● What the task asks: Write out the complete material exactly as it stands.

● Input records:
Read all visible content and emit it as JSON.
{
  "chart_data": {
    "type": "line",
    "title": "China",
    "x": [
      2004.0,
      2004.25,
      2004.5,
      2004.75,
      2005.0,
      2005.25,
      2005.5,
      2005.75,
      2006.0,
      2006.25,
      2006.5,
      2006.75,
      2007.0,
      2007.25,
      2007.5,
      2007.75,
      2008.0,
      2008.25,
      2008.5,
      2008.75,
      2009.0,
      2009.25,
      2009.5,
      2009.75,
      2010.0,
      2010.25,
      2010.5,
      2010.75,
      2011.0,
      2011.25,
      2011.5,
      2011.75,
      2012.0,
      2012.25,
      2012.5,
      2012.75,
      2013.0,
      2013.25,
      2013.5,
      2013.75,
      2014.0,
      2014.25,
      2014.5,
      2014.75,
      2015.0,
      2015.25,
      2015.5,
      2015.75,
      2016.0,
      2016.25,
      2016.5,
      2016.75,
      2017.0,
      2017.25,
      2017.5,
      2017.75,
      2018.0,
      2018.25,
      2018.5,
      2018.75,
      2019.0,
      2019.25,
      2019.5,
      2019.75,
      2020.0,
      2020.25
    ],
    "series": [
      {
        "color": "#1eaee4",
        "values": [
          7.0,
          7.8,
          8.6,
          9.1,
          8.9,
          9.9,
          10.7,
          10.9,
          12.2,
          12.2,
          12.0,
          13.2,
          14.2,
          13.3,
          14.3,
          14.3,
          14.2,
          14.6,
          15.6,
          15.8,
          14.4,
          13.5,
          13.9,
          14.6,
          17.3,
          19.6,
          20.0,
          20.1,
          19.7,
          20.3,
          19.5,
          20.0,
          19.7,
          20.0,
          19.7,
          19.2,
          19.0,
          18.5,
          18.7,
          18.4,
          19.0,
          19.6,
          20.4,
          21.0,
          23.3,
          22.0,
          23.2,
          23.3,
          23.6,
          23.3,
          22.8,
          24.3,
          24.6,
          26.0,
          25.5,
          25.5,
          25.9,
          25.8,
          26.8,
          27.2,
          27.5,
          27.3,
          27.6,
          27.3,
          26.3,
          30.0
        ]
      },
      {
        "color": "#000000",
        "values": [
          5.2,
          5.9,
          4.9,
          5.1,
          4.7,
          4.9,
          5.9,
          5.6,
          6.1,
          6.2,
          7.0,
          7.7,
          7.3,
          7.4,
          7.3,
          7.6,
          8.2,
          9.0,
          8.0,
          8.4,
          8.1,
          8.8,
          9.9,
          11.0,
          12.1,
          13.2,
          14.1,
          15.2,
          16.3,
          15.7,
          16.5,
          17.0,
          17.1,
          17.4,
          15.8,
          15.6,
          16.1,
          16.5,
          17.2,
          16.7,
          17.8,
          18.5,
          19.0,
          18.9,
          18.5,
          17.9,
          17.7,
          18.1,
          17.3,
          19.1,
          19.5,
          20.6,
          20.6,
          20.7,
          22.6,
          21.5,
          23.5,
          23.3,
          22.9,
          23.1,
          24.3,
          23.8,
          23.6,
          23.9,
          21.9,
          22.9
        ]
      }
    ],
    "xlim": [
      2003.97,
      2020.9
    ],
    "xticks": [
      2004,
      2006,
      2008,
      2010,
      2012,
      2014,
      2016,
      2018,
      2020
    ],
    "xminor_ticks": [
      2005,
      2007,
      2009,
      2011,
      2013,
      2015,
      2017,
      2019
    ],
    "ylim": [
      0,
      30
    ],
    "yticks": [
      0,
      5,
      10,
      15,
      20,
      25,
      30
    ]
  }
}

● Answer below:
Read all visible content and emit it as JSON.
{
  "chart_data": {
    "type": "line",
    "title": "China",
    "x": [
      2004.0,
      2004.25,
      2004.5,
      2004.75,
      2005.0,
      2005.25,
      2005.5,
      2005.75,
      2006.0,
      2006.25,
      2006.5,
      2006.75,
      2007.0,
      2007.25,
      2007.5,
      2007.75,
      2008.0,
      2008.25,
      2008.5,
      2008.75,
      2009.0,
      2009.25,
      2009.5,
      2009.75,
      2010.0,
      2010.25,
      2010.5,
      2010.75,
      2011.0,
      2011.25,
      2011.5,
      2011.75,
      2012.0,
      2012.25,
      2012.5,
      2012.75,
      2013.0,
      2013.25,
      2013.5,
      2013.75,
      2014.0,
      2014.25,
      2014.5,
      2014.75,
      2015.0,
      2015.25,
      2015.5,
      2015.75,
      2016.0,
      2016.25,
      2016.5,
      2016.75,
      2017.0,
      2017.25,
      2017.5,
      2017.75,
      2018.0,
      2018.25,
      2018.5,
      2018.75,
      2019.0,
      2019.25,
      2019.5,
      2019.75,
      2020.0,
      2020.25
    ],
    "series": [
      {
        "color": "#1eaee4",
        "values": [
          7.0,
          7.8,
          8.6,
          9.1,
          8.9,
          9.9,
          10.7,
          10.9,
          12.2,
          12.2,
          12.0,
          13.2,
          14.2,
          13.3,
          14.3,
          14.3,
          14.2,
          14.6,
          15.6,
          15.8,
          14.4,
          13.5,
          13.9,
          14.6,
          17.3,
          19.6,
          20.0,
          20.1,
          19.7,
          20.3,
          19.5,
          20.0,
          19.7,
          20.0,
          19.7,
          19.2,
          19.0,
          18.5,
          18.7,
          18.4,
          19.0,
          19.6,
          20.4,
          21.0,
          23.3,
          22.0,
          23.2,
          23.3,
          23.6,
          23.3,
          22.8,
          24.3,
          24.6,
          26.0,
          25.5,
          25.5,
          25.9,
          25.8,
          26.8,
          27.2,
          27.5,
          27.3,
          27.6,
          27.3,
          26.3,
          30.0
        ]
      },
      {
        "color": "#000000",
        "values": [
          5.2,
          5.9,
          4.9,
          5.1,
          4.7,
          4.9,
          5.9,
          5.6,
          6.1,
          6.2,
          7.0,
          7.7,
          7.3,
          7.4,
          7.3,
          7.6,
          8.2,
          9.0,
          8.0,
          8.4,
          8.1,
          8.8,
          9.9,
          11.0,
          12.1,
          13.2,
          14.1,
          15.2,
          16.3,
          15.7,
          16.5,
          17.0,
          17.1,
          17.4,
          15.8,
          15.6,
          16.1,
          16.5,
          17.2,
          16.7,
          17.8,
          18.5,
          19.0,
          18.9,
          18.5,
          17.9,
          17.7,
          18.1,
          17.3,
          19.1,
          19.5,
          20.6,
          20.6,
          20.7,
          22.6,
          21.5,
          23.5,
          23.3,
          22.9,
          23.1,
          24.3,
          23.8,
          23.6,
          23.9,
          21.9,
          22.9
        ]
      }
    ],
    "xlim": [
      2003.97,
      2020.9
    ],
    "xticks": [
      2004,
      2006,
      2008,
      2010,
      2012,
      2014,
      2016,
      2018,
      2020
    ],
    "xminor_ticks": [
      2005,
      2007,
      2009,
      2011,
      2013,
      2015,
      2017,
      2019
    ],
    "ylim": [
      0,
      30
    ],
    "yticks": [
      0,
      5,
      10,
      15,
      20,
      25,
      30
    ]
  }
}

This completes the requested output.